What you will do
Reproduce the records verbatim, from their first line up to and including the line that contains "1180, 1612, 1258]".

Data to use
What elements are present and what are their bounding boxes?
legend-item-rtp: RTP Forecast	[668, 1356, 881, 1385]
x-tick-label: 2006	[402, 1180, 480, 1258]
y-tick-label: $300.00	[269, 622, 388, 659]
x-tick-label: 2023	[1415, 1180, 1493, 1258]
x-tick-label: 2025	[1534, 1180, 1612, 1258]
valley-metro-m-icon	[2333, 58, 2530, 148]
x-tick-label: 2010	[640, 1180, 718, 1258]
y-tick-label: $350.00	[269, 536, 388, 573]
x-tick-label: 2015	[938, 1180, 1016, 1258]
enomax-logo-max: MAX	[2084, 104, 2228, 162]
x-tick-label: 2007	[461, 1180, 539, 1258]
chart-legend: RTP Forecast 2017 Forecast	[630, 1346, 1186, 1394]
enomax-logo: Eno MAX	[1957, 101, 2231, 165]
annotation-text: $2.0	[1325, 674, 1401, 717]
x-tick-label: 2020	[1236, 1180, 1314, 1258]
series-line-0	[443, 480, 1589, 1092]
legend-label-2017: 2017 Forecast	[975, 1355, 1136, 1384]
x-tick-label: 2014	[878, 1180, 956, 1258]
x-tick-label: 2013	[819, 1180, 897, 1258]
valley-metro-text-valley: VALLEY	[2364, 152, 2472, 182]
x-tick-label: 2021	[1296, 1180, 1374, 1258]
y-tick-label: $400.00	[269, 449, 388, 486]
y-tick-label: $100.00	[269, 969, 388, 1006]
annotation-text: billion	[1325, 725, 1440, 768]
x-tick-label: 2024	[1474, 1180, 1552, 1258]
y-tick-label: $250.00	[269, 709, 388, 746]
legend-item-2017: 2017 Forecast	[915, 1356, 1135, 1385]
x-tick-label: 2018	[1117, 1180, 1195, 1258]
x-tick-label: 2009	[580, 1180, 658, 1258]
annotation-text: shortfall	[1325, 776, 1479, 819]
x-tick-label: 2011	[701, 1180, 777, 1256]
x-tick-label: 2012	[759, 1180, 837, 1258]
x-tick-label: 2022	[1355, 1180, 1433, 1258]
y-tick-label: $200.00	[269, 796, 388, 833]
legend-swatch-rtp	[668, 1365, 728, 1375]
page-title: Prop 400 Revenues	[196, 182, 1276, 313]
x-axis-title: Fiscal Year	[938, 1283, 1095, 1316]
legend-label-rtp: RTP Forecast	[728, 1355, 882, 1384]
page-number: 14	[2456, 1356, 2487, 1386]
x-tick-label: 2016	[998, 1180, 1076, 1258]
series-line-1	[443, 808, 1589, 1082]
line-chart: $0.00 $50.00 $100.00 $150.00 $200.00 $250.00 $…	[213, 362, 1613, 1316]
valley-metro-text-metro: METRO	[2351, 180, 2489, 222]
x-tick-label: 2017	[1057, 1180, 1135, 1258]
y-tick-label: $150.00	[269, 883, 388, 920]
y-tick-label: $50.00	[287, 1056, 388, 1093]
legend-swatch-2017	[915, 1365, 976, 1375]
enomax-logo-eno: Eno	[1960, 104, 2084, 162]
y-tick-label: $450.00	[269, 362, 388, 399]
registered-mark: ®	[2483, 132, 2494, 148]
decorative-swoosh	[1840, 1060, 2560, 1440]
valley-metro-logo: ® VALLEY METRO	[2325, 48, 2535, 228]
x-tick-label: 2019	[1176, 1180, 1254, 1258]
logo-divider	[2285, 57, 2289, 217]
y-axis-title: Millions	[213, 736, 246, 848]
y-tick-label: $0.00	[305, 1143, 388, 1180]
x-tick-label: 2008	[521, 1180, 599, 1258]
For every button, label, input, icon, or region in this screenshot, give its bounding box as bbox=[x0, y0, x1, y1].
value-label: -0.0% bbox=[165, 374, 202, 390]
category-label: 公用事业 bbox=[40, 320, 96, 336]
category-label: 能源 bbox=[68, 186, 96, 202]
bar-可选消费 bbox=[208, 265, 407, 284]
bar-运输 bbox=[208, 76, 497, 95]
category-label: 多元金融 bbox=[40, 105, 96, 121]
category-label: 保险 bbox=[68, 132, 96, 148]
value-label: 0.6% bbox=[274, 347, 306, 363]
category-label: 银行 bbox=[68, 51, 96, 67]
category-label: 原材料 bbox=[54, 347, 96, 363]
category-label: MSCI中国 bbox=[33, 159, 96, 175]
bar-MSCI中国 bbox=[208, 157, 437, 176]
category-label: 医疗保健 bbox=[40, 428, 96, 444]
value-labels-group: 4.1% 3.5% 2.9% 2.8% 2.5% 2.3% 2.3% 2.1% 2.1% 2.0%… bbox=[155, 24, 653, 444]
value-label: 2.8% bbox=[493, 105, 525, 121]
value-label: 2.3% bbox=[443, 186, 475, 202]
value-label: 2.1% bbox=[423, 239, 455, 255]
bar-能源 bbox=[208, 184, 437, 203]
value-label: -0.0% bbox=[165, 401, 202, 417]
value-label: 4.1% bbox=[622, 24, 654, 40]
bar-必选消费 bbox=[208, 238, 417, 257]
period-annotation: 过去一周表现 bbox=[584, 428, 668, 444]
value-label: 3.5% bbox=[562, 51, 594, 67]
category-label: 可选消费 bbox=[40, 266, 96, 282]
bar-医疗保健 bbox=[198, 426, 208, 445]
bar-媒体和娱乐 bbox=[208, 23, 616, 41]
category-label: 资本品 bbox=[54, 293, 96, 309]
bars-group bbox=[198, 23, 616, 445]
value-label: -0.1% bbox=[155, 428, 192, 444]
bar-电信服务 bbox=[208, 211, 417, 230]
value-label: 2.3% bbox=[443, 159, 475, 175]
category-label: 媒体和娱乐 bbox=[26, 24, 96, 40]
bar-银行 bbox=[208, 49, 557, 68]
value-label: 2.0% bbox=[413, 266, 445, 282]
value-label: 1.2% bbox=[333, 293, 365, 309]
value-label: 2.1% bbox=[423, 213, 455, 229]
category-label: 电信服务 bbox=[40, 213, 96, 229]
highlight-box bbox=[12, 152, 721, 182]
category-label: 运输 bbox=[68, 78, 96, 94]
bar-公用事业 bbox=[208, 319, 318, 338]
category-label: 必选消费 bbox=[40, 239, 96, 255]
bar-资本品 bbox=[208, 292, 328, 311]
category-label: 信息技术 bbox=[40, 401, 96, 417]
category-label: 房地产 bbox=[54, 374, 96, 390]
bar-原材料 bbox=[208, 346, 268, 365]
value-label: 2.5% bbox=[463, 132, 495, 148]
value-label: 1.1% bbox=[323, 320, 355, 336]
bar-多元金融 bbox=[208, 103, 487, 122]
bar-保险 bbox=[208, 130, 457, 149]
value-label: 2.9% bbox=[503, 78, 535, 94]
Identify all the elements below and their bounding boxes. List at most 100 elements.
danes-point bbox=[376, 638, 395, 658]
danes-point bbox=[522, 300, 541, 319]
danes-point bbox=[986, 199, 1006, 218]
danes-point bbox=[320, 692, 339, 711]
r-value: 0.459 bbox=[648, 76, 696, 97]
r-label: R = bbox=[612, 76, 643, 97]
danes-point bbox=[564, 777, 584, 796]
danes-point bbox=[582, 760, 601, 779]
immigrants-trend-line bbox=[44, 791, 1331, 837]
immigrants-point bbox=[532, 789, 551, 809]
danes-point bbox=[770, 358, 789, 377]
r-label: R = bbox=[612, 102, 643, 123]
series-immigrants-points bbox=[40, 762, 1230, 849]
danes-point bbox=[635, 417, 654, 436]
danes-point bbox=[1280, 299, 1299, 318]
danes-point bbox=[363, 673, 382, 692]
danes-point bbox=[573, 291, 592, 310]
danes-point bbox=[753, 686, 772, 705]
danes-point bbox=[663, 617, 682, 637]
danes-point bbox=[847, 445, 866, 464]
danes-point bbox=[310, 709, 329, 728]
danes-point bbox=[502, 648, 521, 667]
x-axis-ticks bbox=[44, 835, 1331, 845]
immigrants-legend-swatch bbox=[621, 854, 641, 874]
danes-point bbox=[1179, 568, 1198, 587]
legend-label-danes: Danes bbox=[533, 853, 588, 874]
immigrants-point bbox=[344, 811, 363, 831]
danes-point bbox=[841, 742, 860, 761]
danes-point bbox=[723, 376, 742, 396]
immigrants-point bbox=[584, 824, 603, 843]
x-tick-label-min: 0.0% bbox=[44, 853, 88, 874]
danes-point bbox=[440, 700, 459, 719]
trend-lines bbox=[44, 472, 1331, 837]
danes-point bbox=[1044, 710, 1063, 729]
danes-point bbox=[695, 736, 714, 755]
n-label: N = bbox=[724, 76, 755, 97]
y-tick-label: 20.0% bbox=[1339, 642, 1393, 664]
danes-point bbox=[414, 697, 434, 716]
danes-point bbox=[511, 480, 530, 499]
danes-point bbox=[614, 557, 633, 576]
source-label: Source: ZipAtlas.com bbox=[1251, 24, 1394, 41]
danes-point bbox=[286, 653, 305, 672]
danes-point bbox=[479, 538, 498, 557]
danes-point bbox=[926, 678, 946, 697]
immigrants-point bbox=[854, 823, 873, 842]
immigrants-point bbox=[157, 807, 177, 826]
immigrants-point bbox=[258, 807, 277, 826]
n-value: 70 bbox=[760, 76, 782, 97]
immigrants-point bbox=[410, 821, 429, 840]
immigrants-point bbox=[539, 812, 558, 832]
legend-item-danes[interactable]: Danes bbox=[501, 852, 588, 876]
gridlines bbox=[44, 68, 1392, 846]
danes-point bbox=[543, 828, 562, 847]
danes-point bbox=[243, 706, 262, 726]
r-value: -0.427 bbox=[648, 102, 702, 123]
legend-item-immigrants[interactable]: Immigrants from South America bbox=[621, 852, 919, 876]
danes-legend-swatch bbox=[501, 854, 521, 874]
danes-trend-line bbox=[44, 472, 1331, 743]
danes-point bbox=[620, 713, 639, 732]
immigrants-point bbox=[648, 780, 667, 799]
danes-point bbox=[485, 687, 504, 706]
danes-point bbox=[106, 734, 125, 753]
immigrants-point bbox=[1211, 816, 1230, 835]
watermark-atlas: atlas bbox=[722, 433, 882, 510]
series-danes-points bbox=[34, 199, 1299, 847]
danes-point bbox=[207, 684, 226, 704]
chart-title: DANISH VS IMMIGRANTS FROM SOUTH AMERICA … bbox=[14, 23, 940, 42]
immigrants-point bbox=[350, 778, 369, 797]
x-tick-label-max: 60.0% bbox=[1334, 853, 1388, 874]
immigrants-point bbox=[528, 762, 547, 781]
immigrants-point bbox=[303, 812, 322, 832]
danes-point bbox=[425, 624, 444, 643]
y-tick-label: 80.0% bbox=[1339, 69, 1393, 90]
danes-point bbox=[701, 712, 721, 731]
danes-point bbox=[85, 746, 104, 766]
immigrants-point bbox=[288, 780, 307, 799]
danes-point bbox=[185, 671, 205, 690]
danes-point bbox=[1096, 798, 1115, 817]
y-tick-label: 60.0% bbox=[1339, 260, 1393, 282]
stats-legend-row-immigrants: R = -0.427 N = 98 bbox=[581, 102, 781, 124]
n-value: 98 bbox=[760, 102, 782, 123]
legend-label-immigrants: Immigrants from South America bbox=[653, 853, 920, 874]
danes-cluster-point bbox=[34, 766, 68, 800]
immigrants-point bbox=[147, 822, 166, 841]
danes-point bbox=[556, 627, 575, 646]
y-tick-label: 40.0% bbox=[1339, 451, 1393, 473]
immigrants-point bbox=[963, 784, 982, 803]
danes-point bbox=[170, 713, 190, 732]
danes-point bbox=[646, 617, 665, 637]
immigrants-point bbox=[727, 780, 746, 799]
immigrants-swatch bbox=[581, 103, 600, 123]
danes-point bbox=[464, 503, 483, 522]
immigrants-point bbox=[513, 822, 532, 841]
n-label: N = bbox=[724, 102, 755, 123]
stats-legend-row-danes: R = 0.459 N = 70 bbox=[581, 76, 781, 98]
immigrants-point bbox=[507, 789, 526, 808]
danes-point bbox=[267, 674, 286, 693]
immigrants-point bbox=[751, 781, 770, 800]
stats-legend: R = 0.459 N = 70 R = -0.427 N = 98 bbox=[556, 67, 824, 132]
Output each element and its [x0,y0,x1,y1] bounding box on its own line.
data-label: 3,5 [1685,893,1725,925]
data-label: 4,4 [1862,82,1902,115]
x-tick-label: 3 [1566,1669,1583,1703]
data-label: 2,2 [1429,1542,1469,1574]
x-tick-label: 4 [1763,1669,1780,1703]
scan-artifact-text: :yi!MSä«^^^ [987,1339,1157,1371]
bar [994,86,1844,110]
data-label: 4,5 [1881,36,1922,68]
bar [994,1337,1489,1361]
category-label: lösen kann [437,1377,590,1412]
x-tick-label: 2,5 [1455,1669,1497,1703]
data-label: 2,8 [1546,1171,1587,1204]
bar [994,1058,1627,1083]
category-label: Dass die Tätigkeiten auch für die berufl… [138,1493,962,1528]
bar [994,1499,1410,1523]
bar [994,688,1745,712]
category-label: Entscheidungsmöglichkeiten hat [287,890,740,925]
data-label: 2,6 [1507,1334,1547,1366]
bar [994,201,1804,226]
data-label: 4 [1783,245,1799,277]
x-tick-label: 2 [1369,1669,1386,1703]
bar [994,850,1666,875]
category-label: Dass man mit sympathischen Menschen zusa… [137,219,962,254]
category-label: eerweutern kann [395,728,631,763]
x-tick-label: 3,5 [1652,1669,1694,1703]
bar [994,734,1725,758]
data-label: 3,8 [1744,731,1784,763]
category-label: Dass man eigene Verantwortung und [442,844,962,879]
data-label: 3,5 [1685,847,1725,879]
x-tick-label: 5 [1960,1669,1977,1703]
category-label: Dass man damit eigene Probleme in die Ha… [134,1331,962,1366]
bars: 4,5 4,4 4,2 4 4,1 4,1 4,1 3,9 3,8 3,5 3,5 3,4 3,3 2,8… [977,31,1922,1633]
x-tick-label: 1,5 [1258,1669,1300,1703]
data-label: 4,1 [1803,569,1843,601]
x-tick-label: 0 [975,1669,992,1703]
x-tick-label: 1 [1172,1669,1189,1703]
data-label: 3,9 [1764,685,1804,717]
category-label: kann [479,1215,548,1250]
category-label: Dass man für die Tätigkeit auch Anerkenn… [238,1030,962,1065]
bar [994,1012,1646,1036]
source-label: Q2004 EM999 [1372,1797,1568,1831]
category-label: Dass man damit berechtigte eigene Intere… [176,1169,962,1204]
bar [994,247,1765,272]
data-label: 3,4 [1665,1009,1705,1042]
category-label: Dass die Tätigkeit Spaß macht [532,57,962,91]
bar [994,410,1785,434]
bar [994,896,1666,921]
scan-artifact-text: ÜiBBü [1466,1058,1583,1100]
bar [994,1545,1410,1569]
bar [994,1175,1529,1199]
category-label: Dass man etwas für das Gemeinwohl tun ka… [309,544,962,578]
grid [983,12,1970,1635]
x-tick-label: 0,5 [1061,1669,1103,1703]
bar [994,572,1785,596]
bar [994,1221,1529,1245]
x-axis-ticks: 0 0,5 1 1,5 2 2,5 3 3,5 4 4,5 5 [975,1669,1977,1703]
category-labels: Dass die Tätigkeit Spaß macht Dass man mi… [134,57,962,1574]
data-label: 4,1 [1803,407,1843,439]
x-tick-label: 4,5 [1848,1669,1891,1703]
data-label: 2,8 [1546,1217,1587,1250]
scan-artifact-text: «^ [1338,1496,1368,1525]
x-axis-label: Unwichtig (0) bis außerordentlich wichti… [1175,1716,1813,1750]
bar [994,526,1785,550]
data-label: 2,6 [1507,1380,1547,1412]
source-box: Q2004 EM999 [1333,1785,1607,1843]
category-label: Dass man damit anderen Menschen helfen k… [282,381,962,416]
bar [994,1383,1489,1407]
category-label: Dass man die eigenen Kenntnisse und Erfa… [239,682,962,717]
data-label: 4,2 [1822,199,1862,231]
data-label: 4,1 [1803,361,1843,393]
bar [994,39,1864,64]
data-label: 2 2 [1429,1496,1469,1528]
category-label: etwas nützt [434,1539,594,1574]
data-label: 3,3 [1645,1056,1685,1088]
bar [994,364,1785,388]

Full response
What elements are present and what are their bounding boxes?
legend-item-rtp: RTP Forecast	[668, 1356, 881, 1385]
x-tick-label: 2006	[402, 1180, 480, 1258]
y-tick-label: $300.00	[269, 622, 388, 659]
x-tick-label: 2023	[1415, 1180, 1493, 1258]
x-tick-label: 2025	[1534, 1180, 1612, 1258]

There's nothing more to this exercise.